§ Given problem: Repeat the listing word for word. No pictures belong in the copy.

Data records:
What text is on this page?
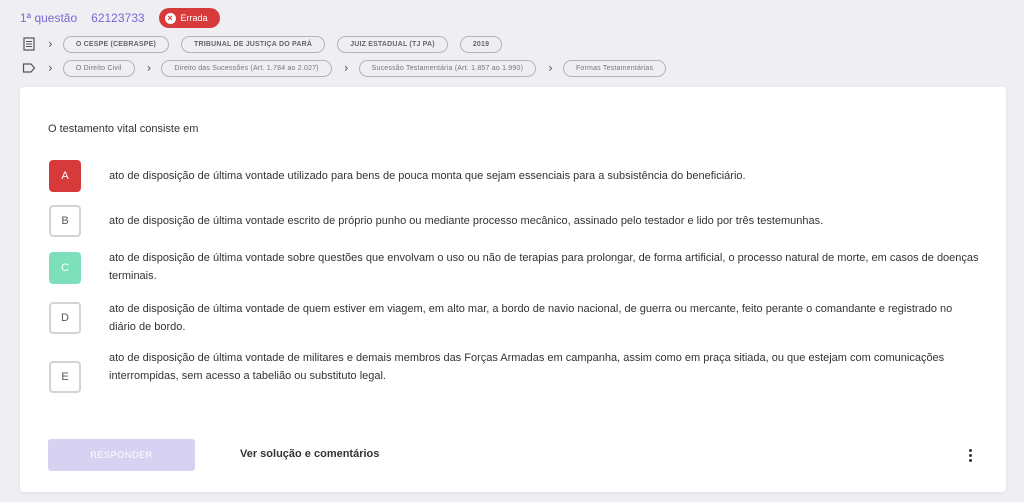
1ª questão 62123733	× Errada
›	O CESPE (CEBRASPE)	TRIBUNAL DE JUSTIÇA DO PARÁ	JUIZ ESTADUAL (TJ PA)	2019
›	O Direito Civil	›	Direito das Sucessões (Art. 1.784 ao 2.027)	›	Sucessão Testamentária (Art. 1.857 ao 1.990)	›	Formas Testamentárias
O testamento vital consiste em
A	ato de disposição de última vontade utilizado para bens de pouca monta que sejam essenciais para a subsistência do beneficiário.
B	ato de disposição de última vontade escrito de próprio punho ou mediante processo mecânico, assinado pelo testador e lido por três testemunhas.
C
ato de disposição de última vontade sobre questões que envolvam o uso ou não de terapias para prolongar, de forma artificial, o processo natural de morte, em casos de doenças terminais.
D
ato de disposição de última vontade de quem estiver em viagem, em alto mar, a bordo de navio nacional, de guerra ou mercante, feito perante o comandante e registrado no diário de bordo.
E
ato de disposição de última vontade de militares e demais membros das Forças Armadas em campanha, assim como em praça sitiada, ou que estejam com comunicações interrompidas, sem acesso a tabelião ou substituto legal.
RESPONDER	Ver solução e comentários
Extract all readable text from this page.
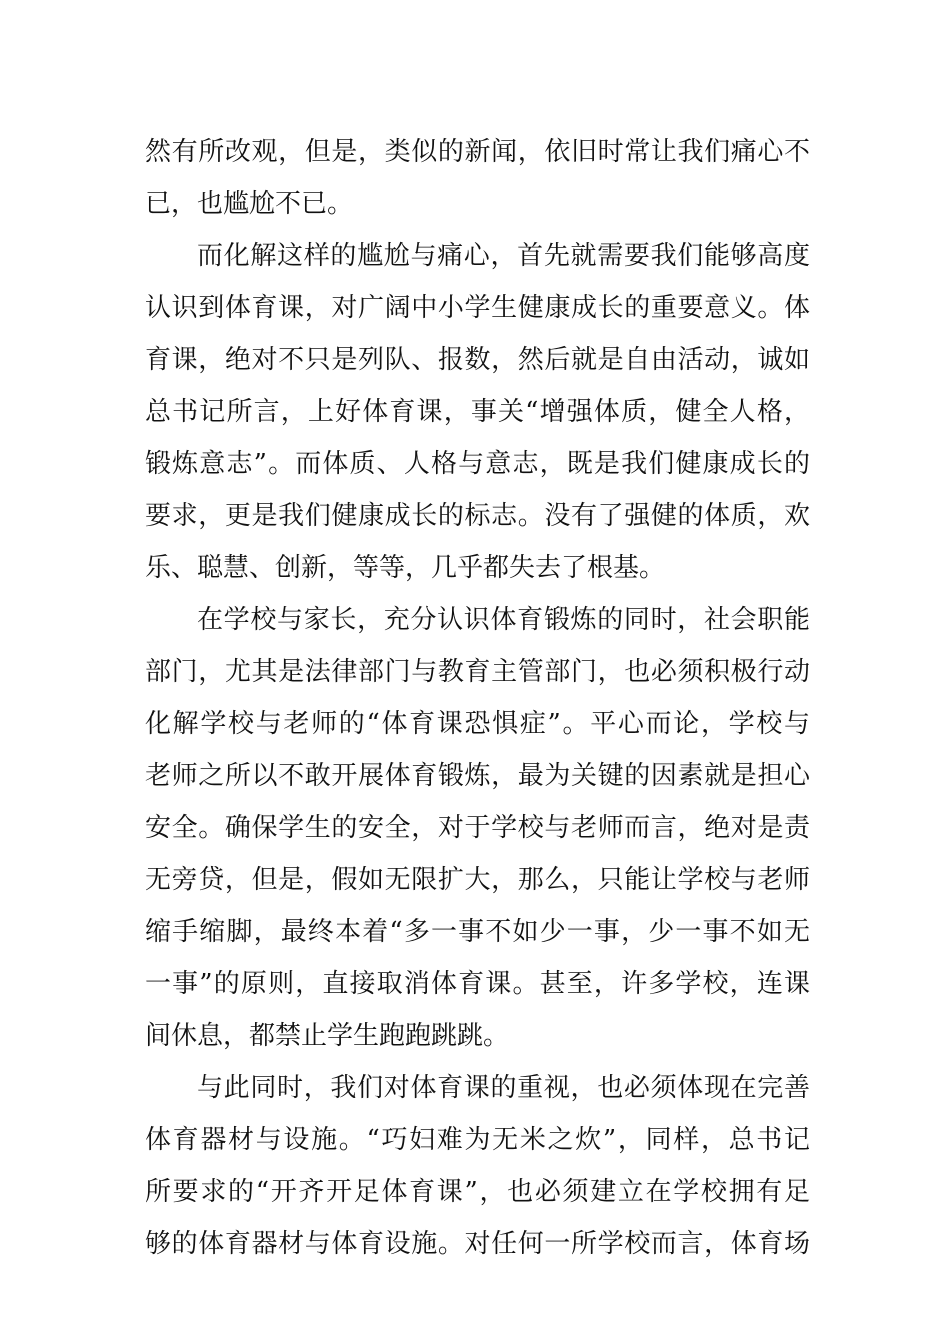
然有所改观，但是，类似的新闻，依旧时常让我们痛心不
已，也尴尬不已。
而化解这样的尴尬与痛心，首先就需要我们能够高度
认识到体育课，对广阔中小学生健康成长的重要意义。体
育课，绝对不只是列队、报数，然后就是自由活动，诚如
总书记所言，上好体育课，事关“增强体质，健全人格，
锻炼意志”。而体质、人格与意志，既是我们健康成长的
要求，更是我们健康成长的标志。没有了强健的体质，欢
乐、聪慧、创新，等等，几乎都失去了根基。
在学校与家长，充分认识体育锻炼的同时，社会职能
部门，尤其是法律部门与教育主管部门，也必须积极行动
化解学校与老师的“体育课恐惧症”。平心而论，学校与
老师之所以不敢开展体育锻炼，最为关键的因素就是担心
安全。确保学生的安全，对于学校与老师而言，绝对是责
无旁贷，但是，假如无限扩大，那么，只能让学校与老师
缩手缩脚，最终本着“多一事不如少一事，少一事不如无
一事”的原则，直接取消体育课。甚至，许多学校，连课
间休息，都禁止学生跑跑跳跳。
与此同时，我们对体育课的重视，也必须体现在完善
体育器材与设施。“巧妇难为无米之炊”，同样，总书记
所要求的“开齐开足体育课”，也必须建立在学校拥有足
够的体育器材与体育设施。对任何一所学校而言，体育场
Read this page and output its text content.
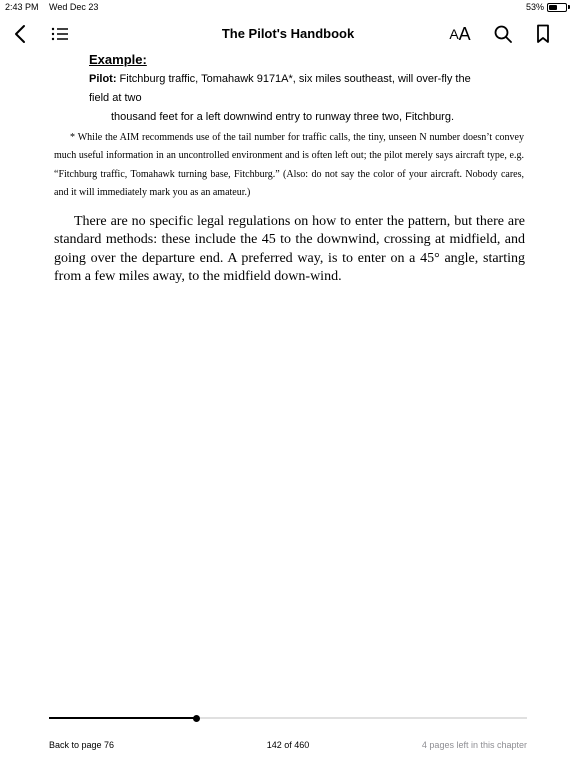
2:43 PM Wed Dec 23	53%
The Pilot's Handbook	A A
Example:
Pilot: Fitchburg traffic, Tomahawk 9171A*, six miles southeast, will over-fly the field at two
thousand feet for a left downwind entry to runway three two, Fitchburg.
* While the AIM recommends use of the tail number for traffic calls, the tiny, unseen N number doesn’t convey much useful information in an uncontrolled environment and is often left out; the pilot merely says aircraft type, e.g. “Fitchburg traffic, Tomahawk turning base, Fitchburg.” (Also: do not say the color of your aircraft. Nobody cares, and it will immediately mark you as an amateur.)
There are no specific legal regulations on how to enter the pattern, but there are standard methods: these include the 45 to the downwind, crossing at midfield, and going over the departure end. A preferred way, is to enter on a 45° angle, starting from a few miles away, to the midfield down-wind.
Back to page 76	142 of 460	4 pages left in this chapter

§ Solution for this exercise:
What text is on this page?
1ª questão 62123733	× Errada
›	O CESPE (CEBRASPE)	TRIBUNAL DE JUSTIÇA DO PARÁ	JUIZ ESTADUAL (TJ PA)	2019
›	O Direito Civil	›	Direito das Sucessões (Art. 1.784 ao 2.027)	›	Sucessão Testamentária (Art. 1.857 ao 1.990)	›	Formas Testamentárias
O testamento vital consiste em
A	ato de disposição de última vontade utilizado para bens de pouca monta que sejam essenciais para a subsistência do beneficiário.
B	ato de disposição de última vontade escrito de próprio punho ou mediante processo mecânico, assinado pelo testador e lido por três testemunhas.
C
ato de disposição de última vontade sobre questões que envolvam o uso ou não de terapias para prolongar, de forma artificial, o processo natural de morte, em casos de doenças terminais.
D
ato de disposição de última vontade de quem estiver em viagem, em alto mar, a bordo de navio nacional, de guerra ou mercante, feito perante o comandante e registrado no diário de bordo.
E
ato de disposição de última vontade de militares e demais membros das Forças Armadas em campanha, assim como em praça sitiada, ou que estejam com comunicações interrompidas, sem acesso a tabelião ou substituto legal.
RESPONDER	Ver solução e comentários
Extract all readable text from this page.
然有所改观，但是，类似的新闻，依旧时常让我们痛心不
已，也尴尬不已。
而化解这样的尴尬与痛心，首先就需要我们能够高度
认识到体育课，对广阔中小学生健康成长的重要意义。体
育课，绝对不只是列队、报数，然后就是自由活动，诚如
总书记所言，上好体育课，事关“增强体质，健全人格，
锻炼意志”。而体质、人格与意志，既是我们健康成长的
要求，更是我们健康成长的标志。没有了强健的体质，欢
乐、聪慧、创新，等等，几乎都失去了根基。
在学校与家长，充分认识体育锻炼的同时，社会职能
部门，尤其是法律部门与教育主管部门，也必须积极行动
化解学校与老师的“体育课恐惧症”。平心而论，学校与
老师之所以不敢开展体育锻炼，最为关键的因素就是担心
安全。确保学生的安全，对于学校与老师而言，绝对是责
无旁贷，但是，假如无限扩大，那么，只能让学校与老师
缩手缩脚，最终本着“多一事不如少一事，少一事不如无
一事”的原则，直接取消体育课。甚至，许多学校，连课
间休息，都禁止学生跑跑跳跳。
与此同时，我们对体育课的重视，也必须体现在完善
体育器材与设施。“巧妇难为无米之炊”，同样，总书记
所要求的“开齐开足体育课”，也必须建立在学校拥有足
够的体育器材与体育设施。对任何一所学校而言，体育场
Read this page and output its text content.
2:43 PM Wed Dec 23	53%
The Pilot's Handbook	A A
Example:
Pilot: Fitchburg traffic, Tomahawk 9171A*, six miles southeast, will over-fly the field at two
thousand feet for a left downwind entry to runway three two, Fitchburg.
* While the AIM recommends use of the tail number for traffic calls, the tiny, unseen N number doesn’t convey much useful information in an uncontrolled environment and is often left out; the pilot merely says aircraft type, e.g. “Fitchburg traffic, Tomahawk turning base, Fitchburg.” (Also: do not say the color of your aircraft. Nobody cares, and it will immediately mark you as an amateur.)
There are no specific legal regulations on how to enter the pattern, but there are standard methods: these include the 45 to the downwind, crossing at midfield, and going over the departure end. A preferred way, is to enter on a 45° angle, starting from a few miles away, to the midfield down-wind.
Back to page 76	142 of 460	4 pages left in this chapter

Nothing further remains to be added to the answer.